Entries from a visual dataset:
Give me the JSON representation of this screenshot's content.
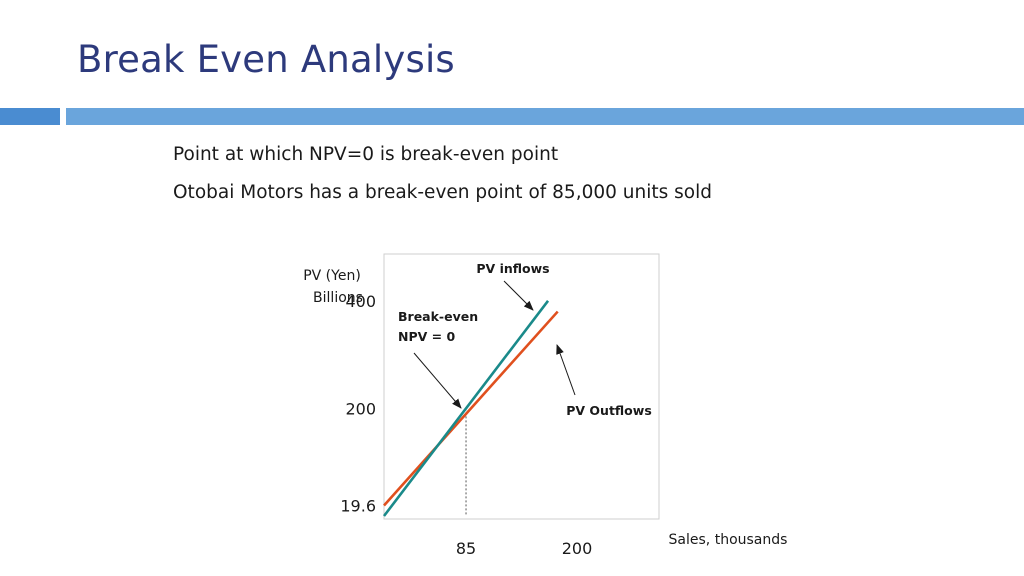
{
  "slide": {
    "title": "Break Even Analysis",
    "bullets": [
      "Point at which NPV=0 is break-even point",
      "Otobai Motors has a break-even point of 85,000 units sold"
    ]
  },
  "colors": {
    "title": "#2d3a7c",
    "rule_left": "#4a8cd1",
    "rule_right": "#6aa5dc",
    "pv_inflows": "#1a8a8a",
    "pv_outflows": "#e0501e"
  },
  "chart_data": {
    "type": "line",
    "ylabel_line1": "PV (Yen)",
    "ylabel_line2": "Billions",
    "xlabel": "Sales, thousands",
    "x_ticks": [
      85,
      200
    ],
    "x_tick_labels": [
      "85",
      "200"
    ],
    "y_ticks": [
      19.6,
      200,
      400
    ],
    "y_tick_labels": [
      "19.6",
      "200",
      "400"
    ],
    "series": [
      {
        "name": "PV inflows",
        "x": [
          0,
          170
        ],
        "y": [
          0,
          400
        ]
      },
      {
        "name": "PV Outflows",
        "x": [
          0,
          180
        ],
        "y": [
          19.6,
          380
        ]
      }
    ],
    "breakeven": {
      "x": 85,
      "y": 200
    },
    "annotations": {
      "pv_inflows": "PV inflows",
      "pv_outflows": "PV Outflows",
      "breakeven_line1": "Break-even",
      "breakeven_line2": "NPV = 0"
    }
  }
}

What is required =>
Search the lines above for the string "title", then show every one that has it.

Solution below =>
    "title": "Break Even Analysis",
    "title": "#2d3a7c",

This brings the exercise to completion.